───── DATASET ─────
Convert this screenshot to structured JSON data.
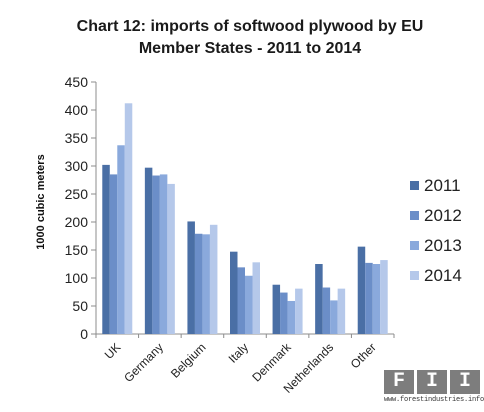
{
  "chart_data": {
    "type": "bar",
    "title_line1": "Chart 12: imports of softwood plywood by EU",
    "title_line2": "Member States - 2011 to 2014",
    "xlabel": "",
    "ylabel": "1000 cubic meters",
    "ylim": [
      0,
      450
    ],
    "yticks": [
      0,
      50,
      100,
      150,
      200,
      250,
      300,
      350,
      400,
      450
    ],
    "grid": false,
    "legend_position": "right",
    "categories": [
      "UK",
      "Germany",
      "Belgium",
      "Italy",
      "Denmark",
      "Netherlands",
      "Other"
    ],
    "series": [
      {
        "name": "2011",
        "color": "#4a6fa5",
        "values": [
          302,
          297,
          201,
          147,
          88,
          125,
          156
        ]
      },
      {
        "name": "2012",
        "color": "#6b8ec8",
        "values": [
          285,
          283,
          179,
          119,
          74,
          83,
          127
        ]
      },
      {
        "name": "2013",
        "color": "#8aa9dc",
        "values": [
          337,
          285,
          178,
          104,
          59,
          60,
          125
        ]
      },
      {
        "name": "2014",
        "color": "#b5c8ea",
        "values": [
          412,
          268,
          195,
          128,
          81,
          81,
          132
        ]
      }
    ]
  },
  "logo": {
    "letters": [
      "F",
      "I",
      "I"
    ],
    "url": "www.forestindustries.info"
  }
}
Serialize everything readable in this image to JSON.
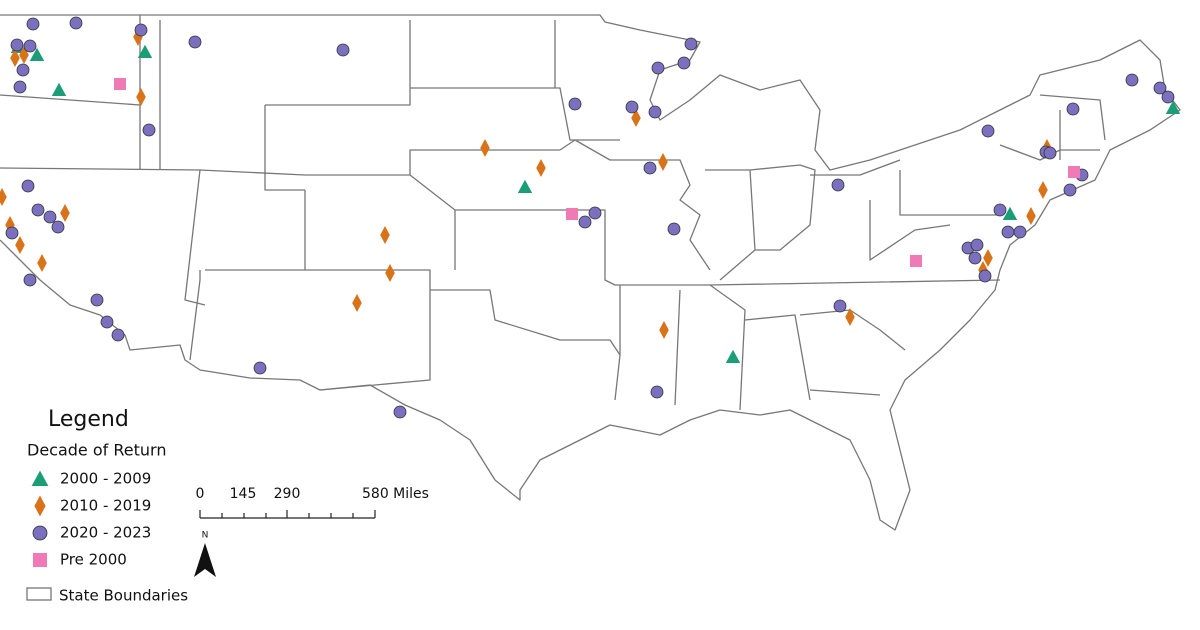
{
  "legend": {
    "title": "Legend",
    "subtitle": "Decade of Return",
    "items": [
      {
        "label": "2000 - 2009",
        "shape": "triangle",
        "color": "#1b9e77"
      },
      {
        "label": "2010 - 2019",
        "shape": "diamond",
        "color": "#d9731a"
      },
      {
        "label": "2020 - 2023",
        "shape": "circle",
        "color": "#7b6fbf"
      },
      {
        "label": "Pre 2000",
        "shape": "square",
        "color": "#f07ab5"
      }
    ],
    "boundary_label": "State Boundaries"
  },
  "scale_bar": {
    "labels": [
      "0",
      "145",
      "290",
      "580 Miles"
    ]
  },
  "north_arrow": "N"
}
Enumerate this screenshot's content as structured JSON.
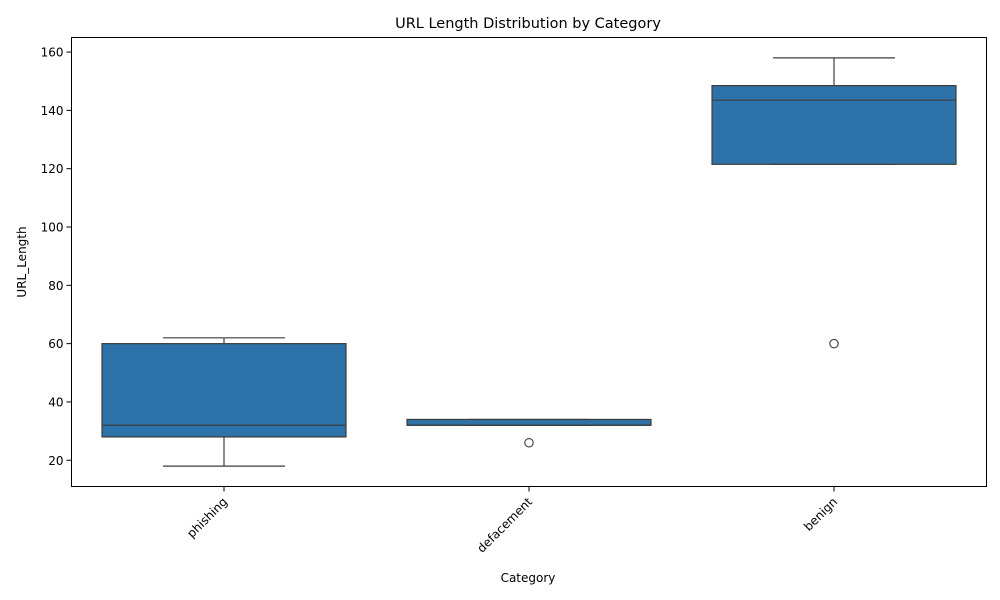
{
  "chart_data": {
    "type": "box",
    "title": "URL Length Distribution by Category",
    "xlabel": "Category",
    "ylabel": "URL_Length",
    "ylim": [
      11,
      165
    ],
    "yticks": [
      20,
      40,
      60,
      80,
      100,
      120,
      140,
      160
    ],
    "grid": false,
    "box_color": "#2d72a8",
    "line_color": "#3d3d3d",
    "categories": [
      "phishing",
      "defacement",
      "benign"
    ],
    "boxes": [
      {
        "category": "phishing",
        "whisker_low": 18,
        "q1": 28,
        "median": 32,
        "q3": 60,
        "whisker_high": 62,
        "outliers": []
      },
      {
        "category": "defacement",
        "whisker_low": 32,
        "q1": 32,
        "median": 32,
        "q3": 34,
        "whisker_high": 34,
        "outliers": [
          26
        ]
      },
      {
        "category": "benign",
        "whisker_low": 121.5,
        "q1": 121.5,
        "median": 143.5,
        "q3": 148.5,
        "whisker_high": 158,
        "outliers": [
          60
        ]
      }
    ]
  }
}
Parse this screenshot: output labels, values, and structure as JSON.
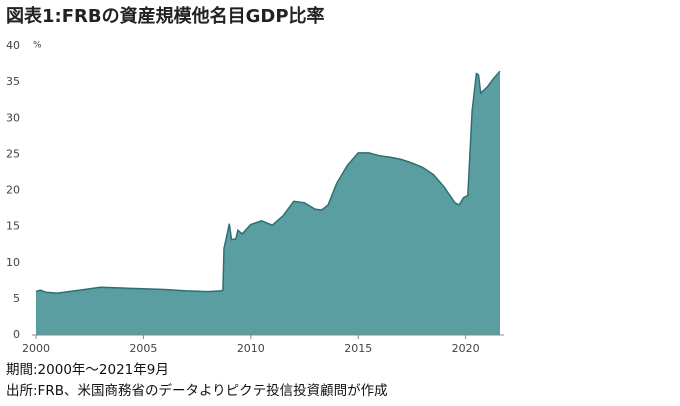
{
  "chart_data": {
    "type": "area",
    "title": "図表1:FRBの資産規模他名目GDP比率",
    "ylabel": "%",
    "footnotes": [
      "期間:2000年～2021年9月",
      "出所:FRB、米国商務省のデータよりピクテ投信投資顧問が作成"
    ],
    "x": [
      2000.0,
      2000.2,
      2000.5,
      2001.0,
      2002.0,
      2003.0,
      2004.0,
      2005.0,
      2006.0,
      2007.0,
      2008.0,
      2008.6,
      2008.7,
      2008.75,
      2008.9,
      2009.0,
      2009.1,
      2009.3,
      2009.4,
      2009.6,
      2010.0,
      2010.5,
      2011.0,
      2011.5,
      2012.0,
      2012.5,
      2013.0,
      2013.3,
      2013.6,
      2014.0,
      2014.5,
      2015.0,
      2015.5,
      2016.0,
      2016.5,
      2017.0,
      2017.5,
      2018.0,
      2018.5,
      2019.0,
      2019.5,
      2019.7,
      2019.9,
      2020.1,
      2020.3,
      2020.5,
      2020.6,
      2020.7,
      2021.0,
      2021.3,
      2021.45,
      2021.6
    ],
    "values": [
      6.0,
      6.2,
      5.9,
      5.8,
      6.2,
      6.6,
      6.5,
      6.4,
      6.3,
      6.1,
      6.0,
      6.1,
      6.2,
      12.0,
      14.0,
      15.4,
      13.2,
      13.3,
      14.5,
      14.0,
      15.3,
      15.8,
      15.2,
      16.5,
      18.5,
      18.3,
      17.4,
      17.3,
      18.0,
      21.0,
      23.5,
      25.2,
      25.2,
      24.8,
      24.6,
      24.3,
      23.8,
      23.2,
      22.2,
      20.5,
      18.3,
      18.0,
      19.0,
      19.3,
      31.0,
      36.2,
      36.0,
      33.5,
      34.3,
      35.5,
      36.0,
      36.5
    ],
    "color": "#5b9ea1",
    "line_color": "#2f6f71",
    "xlim": [
      2000,
      2021.6
    ],
    "xticks": [
      2000,
      2005,
      2010,
      2015,
      2020
    ],
    "ylim": [
      0,
      40
    ],
    "yticks": [
      0,
      5,
      10,
      15,
      20,
      25,
      30,
      35,
      40
    ],
    "grid": false
  }
}
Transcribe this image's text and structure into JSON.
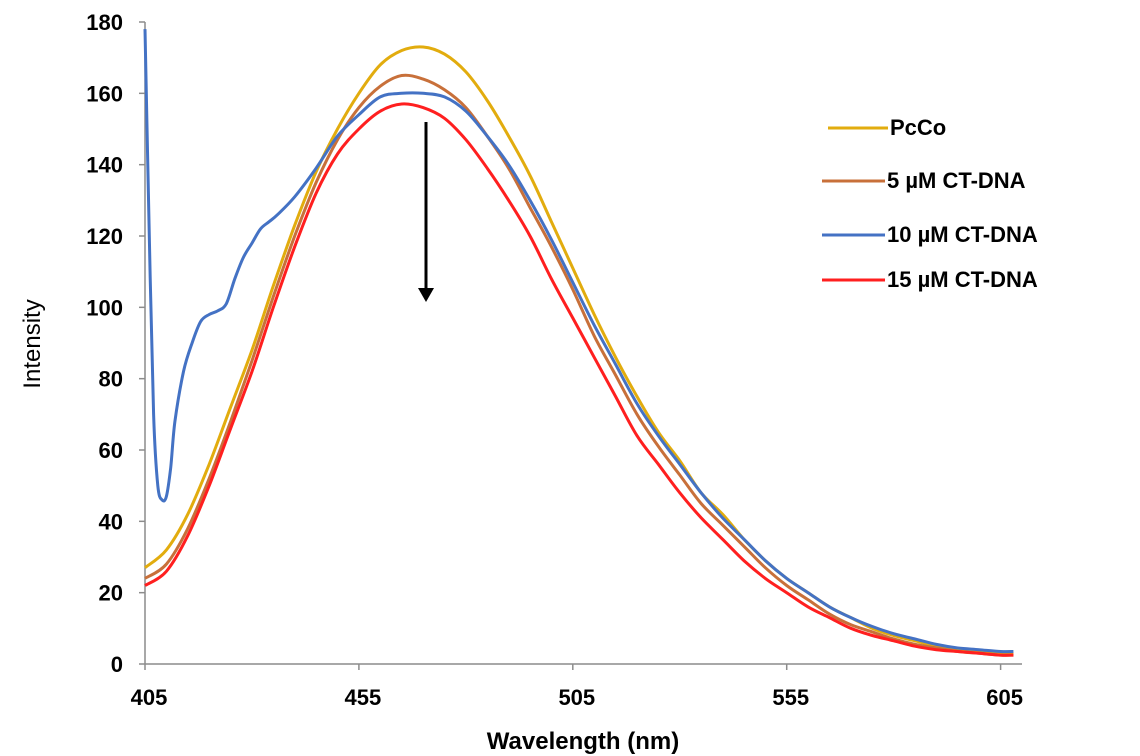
{
  "chart_data": {
    "type": "line",
    "xlabel": "Wavelength (nm)",
    "ylabel": "Intensity",
    "xlim": [
      405,
      610
    ],
    "ylim": [
      0,
      180
    ],
    "xticks": [
      405,
      455,
      505,
      555,
      605
    ],
    "yticks": [
      0,
      20,
      40,
      60,
      80,
      100,
      120,
      140,
      160,
      180
    ],
    "grid": false,
    "legend_position": "right",
    "annotation": "downward arrow at ~466 nm indicating decreasing intensity",
    "series": [
      {
        "name": "PcCo",
        "color": "#E2AC0E",
        "points": [
          [
            405,
            27
          ],
          [
            410,
            32
          ],
          [
            415,
            42
          ],
          [
            420,
            56
          ],
          [
            425,
            72
          ],
          [
            430,
            88
          ],
          [
            435,
            106
          ],
          [
            440,
            123
          ],
          [
            445,
            138
          ],
          [
            450,
            150
          ],
          [
            455,
            160
          ],
          [
            460,
            168
          ],
          [
            465,
            172
          ],
          [
            470,
            173
          ],
          [
            475,
            171
          ],
          [
            480,
            166
          ],
          [
            485,
            158
          ],
          [
            490,
            148
          ],
          [
            495,
            137
          ],
          [
            500,
            124
          ],
          [
            505,
            111
          ],
          [
            510,
            98
          ],
          [
            515,
            86
          ],
          [
            520,
            75
          ],
          [
            525,
            65
          ],
          [
            530,
            57
          ],
          [
            535,
            48
          ],
          [
            540,
            42
          ],
          [
            545,
            35
          ],
          [
            550,
            29
          ],
          [
            555,
            24
          ],
          [
            560,
            20
          ],
          [
            565,
            16
          ],
          [
            570,
            13
          ],
          [
            575,
            10
          ],
          [
            580,
            8
          ],
          [
            585,
            6.5
          ],
          [
            590,
            5
          ],
          [
            595,
            4
          ],
          [
            600,
            3.5
          ],
          [
            605,
            3
          ],
          [
            608,
            3
          ]
        ]
      },
      {
        "name": "5 µM CT-DNA",
        "color": "#C8703A",
        "points": [
          [
            405,
            24
          ],
          [
            410,
            28
          ],
          [
            415,
            38
          ],
          [
            420,
            52
          ],
          [
            425,
            68
          ],
          [
            430,
            85
          ],
          [
            435,
            103
          ],
          [
            440,
            120
          ],
          [
            445,
            135
          ],
          [
            450,
            147
          ],
          [
            455,
            156
          ],
          [
            460,
            162
          ],
          [
            465,
            165
          ],
          [
            470,
            164
          ],
          [
            475,
            161
          ],
          [
            480,
            156
          ],
          [
            485,
            148
          ],
          [
            490,
            139
          ],
          [
            495,
            128
          ],
          [
            500,
            117
          ],
          [
            505,
            105
          ],
          [
            510,
            92
          ],
          [
            515,
            81
          ],
          [
            520,
            70
          ],
          [
            525,
            61
          ],
          [
            530,
            53
          ],
          [
            535,
            45
          ],
          [
            540,
            39
          ],
          [
            545,
            33
          ],
          [
            550,
            27
          ],
          [
            555,
            22
          ],
          [
            560,
            18
          ],
          [
            565,
            14
          ],
          [
            570,
            11
          ],
          [
            575,
            9
          ],
          [
            580,
            7
          ],
          [
            585,
            5.5
          ],
          [
            590,
            4.5
          ],
          [
            595,
            3.5
          ],
          [
            600,
            3
          ],
          [
            605,
            2.5
          ],
          [
            608,
            2.5
          ]
        ]
      },
      {
        "name": "10 µM CT-DNA",
        "color": "#4472C4",
        "points": [
          [
            405,
            178
          ],
          [
            406,
            120
          ],
          [
            407,
            70
          ],
          [
            408,
            50
          ],
          [
            409,
            46
          ],
          [
            410,
            47
          ],
          [
            411,
            55
          ],
          [
            412,
            68
          ],
          [
            414,
            82
          ],
          [
            416,
            90
          ],
          [
            418,
            96
          ],
          [
            420,
            98
          ],
          [
            422,
            99
          ],
          [
            424,
            101
          ],
          [
            426,
            108
          ],
          [
            428,
            114
          ],
          [
            430,
            118
          ],
          [
            432,
            122
          ],
          [
            434,
            124
          ],
          [
            436,
            126
          ],
          [
            440,
            131
          ],
          [
            445,
            139
          ],
          [
            450,
            148
          ],
          [
            455,
            154
          ],
          [
            460,
            159
          ],
          [
            465,
            160
          ],
          [
            470,
            160
          ],
          [
            475,
            159
          ],
          [
            480,
            155
          ],
          [
            485,
            148
          ],
          [
            490,
            140
          ],
          [
            495,
            130
          ],
          [
            500,
            119
          ],
          [
            505,
            107
          ],
          [
            510,
            95
          ],
          [
            515,
            84
          ],
          [
            520,
            73
          ],
          [
            525,
            64
          ],
          [
            530,
            56
          ],
          [
            535,
            48
          ],
          [
            540,
            41
          ],
          [
            545,
            35
          ],
          [
            550,
            29
          ],
          [
            555,
            24
          ],
          [
            560,
            20
          ],
          [
            565,
            16
          ],
          [
            570,
            13
          ],
          [
            575,
            10.5
          ],
          [
            580,
            8.5
          ],
          [
            585,
            7
          ],
          [
            590,
            5.5
          ],
          [
            595,
            4.5
          ],
          [
            600,
            4
          ],
          [
            605,
            3.5
          ],
          [
            608,
            3.5
          ]
        ]
      },
      {
        "name": "15 µM CT-DNA",
        "color": "#FF1F1F",
        "points": [
          [
            405,
            22
          ],
          [
            410,
            26
          ],
          [
            415,
            36
          ],
          [
            420,
            50
          ],
          [
            425,
            66
          ],
          [
            430,
            82
          ],
          [
            435,
            100
          ],
          [
            440,
            117
          ],
          [
            445,
            132
          ],
          [
            450,
            143
          ],
          [
            455,
            150
          ],
          [
            460,
            155
          ],
          [
            465,
            157
          ],
          [
            470,
            156
          ],
          [
            475,
            153
          ],
          [
            480,
            147
          ],
          [
            485,
            139
          ],
          [
            490,
            130
          ],
          [
            495,
            120
          ],
          [
            500,
            108
          ],
          [
            505,
            97
          ],
          [
            510,
            86
          ],
          [
            515,
            75
          ],
          [
            520,
            64
          ],
          [
            525,
            56
          ],
          [
            530,
            48
          ],
          [
            535,
            41
          ],
          [
            540,
            35
          ],
          [
            545,
            29
          ],
          [
            550,
            24
          ],
          [
            555,
            20
          ],
          [
            560,
            16
          ],
          [
            565,
            13
          ],
          [
            570,
            10
          ],
          [
            575,
            8
          ],
          [
            580,
            6.5
          ],
          [
            585,
            5
          ],
          [
            590,
            4
          ],
          [
            595,
            3.5
          ],
          [
            600,
            3
          ],
          [
            605,
            2.5
          ],
          [
            608,
            2.5
          ]
        ]
      }
    ]
  }
}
─────
**GIVEN INSTRUCTION**
List all lines from the entries that include the word "structured".

**REPLY**
Convert this screenshot to structured JSON data.
Enumerate this screenshot's content as structured JSON.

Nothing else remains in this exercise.